Figure content listings:
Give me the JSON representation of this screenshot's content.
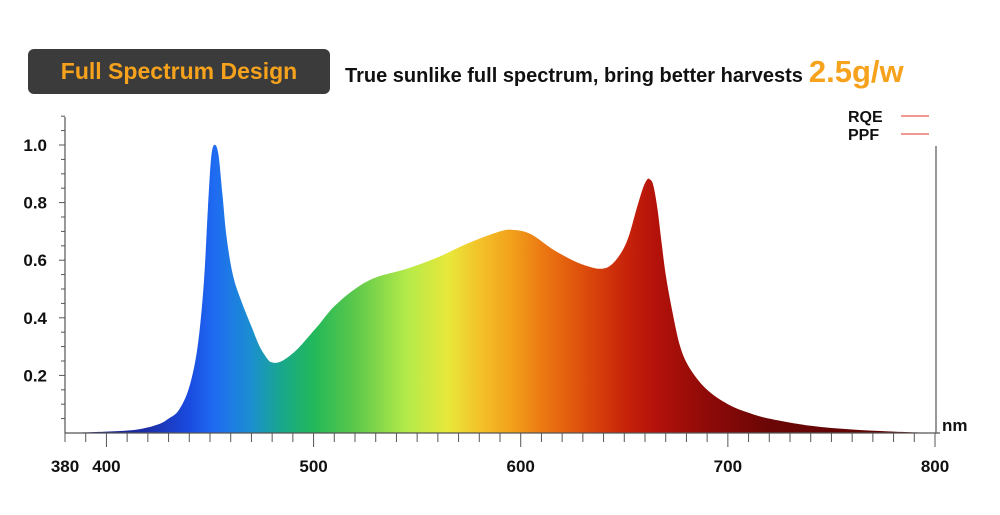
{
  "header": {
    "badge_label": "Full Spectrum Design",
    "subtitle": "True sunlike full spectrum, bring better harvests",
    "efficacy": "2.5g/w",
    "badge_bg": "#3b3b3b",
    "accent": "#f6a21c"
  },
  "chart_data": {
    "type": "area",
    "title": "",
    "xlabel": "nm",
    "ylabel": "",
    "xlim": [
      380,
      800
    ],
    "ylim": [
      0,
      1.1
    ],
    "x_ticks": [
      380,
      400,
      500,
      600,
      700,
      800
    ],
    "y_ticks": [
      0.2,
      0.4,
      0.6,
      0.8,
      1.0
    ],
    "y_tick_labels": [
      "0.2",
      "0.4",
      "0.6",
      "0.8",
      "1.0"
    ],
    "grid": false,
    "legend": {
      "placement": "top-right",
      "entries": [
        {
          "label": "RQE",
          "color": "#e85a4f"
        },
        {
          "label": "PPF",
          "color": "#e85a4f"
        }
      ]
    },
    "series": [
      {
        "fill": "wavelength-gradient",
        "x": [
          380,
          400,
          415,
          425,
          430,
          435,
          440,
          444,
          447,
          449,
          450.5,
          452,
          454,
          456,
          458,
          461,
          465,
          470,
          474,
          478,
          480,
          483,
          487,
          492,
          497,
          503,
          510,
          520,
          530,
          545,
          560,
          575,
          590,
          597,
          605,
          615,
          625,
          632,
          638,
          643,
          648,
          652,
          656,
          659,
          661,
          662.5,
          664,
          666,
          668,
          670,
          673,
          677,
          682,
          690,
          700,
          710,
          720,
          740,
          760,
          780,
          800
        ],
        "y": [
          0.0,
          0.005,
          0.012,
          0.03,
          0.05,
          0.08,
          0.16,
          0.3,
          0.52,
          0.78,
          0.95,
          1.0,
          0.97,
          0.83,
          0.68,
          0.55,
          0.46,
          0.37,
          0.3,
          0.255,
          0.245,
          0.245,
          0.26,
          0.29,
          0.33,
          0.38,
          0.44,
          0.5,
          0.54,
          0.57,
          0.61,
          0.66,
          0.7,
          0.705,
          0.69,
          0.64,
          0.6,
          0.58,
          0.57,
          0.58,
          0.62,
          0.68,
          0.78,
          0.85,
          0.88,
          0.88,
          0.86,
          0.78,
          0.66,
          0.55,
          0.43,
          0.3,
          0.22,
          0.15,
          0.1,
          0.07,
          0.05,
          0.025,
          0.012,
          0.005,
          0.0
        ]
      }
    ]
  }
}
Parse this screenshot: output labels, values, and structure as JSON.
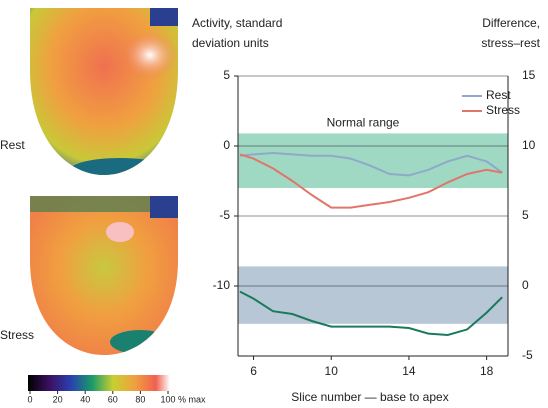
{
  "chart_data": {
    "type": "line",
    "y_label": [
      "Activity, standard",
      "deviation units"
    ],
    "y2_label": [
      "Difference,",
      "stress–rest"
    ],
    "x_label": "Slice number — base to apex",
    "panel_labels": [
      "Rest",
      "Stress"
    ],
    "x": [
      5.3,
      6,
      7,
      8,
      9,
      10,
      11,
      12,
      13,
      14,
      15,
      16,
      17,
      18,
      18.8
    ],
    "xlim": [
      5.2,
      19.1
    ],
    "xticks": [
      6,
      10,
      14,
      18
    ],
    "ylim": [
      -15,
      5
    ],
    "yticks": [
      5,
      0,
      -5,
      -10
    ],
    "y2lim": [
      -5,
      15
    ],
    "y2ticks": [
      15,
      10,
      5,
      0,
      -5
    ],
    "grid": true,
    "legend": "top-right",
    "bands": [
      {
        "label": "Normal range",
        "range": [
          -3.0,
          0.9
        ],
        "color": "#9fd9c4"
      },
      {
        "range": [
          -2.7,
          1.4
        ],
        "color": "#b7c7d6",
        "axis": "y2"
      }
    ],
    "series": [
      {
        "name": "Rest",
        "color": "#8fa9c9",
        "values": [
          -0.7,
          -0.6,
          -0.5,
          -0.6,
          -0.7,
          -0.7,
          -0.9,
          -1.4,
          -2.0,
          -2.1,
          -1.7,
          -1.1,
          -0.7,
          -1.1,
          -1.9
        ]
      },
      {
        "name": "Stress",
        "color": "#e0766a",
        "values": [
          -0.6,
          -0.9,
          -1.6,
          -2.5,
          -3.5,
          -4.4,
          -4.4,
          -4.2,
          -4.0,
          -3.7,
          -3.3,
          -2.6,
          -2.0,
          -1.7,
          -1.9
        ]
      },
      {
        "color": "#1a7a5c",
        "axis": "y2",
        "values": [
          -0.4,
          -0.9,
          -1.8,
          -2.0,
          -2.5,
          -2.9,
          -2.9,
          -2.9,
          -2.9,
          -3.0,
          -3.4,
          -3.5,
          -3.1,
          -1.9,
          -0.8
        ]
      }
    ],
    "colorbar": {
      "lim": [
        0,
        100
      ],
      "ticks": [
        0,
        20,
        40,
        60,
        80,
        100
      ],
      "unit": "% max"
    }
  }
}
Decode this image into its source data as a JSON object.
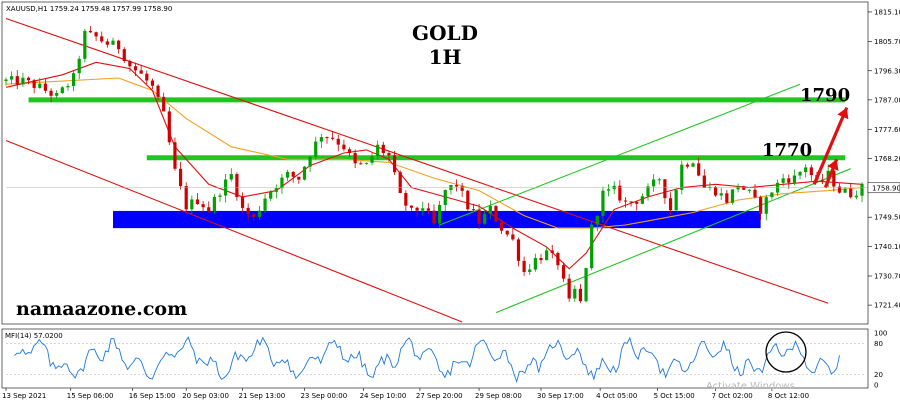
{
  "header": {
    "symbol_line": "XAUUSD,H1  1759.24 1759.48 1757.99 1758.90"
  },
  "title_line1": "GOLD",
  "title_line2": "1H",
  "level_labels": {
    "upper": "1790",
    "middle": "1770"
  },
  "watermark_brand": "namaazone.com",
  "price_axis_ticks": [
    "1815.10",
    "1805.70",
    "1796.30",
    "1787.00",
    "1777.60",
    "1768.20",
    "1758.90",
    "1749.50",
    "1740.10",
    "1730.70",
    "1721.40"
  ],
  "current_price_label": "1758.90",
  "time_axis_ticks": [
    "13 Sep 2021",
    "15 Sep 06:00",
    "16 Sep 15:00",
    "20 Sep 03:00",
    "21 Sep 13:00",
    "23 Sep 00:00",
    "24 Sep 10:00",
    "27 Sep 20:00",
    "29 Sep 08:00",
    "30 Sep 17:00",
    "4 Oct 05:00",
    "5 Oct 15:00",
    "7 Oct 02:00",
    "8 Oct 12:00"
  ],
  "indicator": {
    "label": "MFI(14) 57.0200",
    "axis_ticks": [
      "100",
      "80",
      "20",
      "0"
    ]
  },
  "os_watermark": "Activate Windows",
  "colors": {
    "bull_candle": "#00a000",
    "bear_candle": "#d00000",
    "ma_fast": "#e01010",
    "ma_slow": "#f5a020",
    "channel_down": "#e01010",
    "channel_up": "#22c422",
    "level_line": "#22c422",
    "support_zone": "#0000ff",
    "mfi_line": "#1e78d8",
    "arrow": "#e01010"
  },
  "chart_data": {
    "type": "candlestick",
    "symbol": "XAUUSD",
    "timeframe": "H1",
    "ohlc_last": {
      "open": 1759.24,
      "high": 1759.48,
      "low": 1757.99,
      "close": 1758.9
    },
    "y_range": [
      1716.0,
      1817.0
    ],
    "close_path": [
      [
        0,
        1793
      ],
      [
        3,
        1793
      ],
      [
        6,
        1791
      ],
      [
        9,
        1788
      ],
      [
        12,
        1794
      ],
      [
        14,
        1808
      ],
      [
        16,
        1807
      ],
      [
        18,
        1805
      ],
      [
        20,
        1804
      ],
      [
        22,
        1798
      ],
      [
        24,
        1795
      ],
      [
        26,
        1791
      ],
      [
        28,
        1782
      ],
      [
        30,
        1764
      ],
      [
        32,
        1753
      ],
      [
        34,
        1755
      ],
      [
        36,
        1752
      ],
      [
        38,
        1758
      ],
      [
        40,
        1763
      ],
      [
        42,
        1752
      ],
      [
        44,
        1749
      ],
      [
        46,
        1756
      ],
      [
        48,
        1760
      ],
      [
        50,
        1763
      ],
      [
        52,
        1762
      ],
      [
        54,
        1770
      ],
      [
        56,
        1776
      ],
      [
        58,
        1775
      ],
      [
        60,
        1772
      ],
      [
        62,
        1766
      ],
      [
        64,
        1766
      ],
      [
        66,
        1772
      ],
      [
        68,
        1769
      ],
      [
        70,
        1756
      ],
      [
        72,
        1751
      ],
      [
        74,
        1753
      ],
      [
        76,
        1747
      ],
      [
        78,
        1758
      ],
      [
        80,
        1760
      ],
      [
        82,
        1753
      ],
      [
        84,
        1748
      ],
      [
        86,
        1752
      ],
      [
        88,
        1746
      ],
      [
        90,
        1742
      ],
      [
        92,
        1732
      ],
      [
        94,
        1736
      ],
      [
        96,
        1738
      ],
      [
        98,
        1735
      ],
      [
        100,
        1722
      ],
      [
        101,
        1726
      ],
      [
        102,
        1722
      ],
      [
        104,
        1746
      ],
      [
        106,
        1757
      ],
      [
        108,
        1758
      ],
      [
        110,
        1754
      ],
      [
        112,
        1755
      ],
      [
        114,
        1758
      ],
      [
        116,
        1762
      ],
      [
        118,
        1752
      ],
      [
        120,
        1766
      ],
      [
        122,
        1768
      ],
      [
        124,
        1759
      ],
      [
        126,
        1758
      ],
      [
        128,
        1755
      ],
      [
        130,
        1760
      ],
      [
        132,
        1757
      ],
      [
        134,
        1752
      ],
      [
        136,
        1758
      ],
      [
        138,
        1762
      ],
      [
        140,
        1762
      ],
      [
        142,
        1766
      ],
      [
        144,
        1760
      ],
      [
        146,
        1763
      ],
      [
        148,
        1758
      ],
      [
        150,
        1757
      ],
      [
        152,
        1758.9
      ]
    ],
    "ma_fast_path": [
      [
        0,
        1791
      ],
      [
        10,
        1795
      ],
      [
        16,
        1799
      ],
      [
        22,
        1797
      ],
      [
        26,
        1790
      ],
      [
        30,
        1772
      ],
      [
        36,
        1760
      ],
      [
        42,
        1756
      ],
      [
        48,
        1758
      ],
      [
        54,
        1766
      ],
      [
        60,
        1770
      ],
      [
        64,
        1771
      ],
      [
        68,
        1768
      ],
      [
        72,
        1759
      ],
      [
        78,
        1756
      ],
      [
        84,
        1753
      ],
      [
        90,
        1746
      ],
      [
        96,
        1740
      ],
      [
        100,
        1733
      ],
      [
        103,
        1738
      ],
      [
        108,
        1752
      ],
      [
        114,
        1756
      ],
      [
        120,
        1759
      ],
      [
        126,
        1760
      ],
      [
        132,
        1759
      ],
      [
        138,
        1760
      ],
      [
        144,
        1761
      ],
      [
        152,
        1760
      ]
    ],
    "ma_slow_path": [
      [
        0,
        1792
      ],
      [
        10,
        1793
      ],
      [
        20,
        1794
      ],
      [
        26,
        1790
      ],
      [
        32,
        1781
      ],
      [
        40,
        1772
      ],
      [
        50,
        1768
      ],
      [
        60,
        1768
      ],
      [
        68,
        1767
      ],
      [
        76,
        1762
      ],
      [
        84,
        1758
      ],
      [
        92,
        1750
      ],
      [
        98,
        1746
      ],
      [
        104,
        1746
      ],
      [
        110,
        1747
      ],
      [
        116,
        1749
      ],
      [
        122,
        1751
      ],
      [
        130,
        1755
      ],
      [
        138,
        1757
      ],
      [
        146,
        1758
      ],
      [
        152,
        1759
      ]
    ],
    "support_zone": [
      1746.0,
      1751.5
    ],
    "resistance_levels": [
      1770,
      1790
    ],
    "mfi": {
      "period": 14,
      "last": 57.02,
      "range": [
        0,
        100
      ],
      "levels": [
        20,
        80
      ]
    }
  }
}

WRITTEN INSTRUCTION => Find the word "right" in the data and copy out each line where it turns up.

WRITTEN SOLUTION =>
      "placement": "top-right",
    "legend": "top-right",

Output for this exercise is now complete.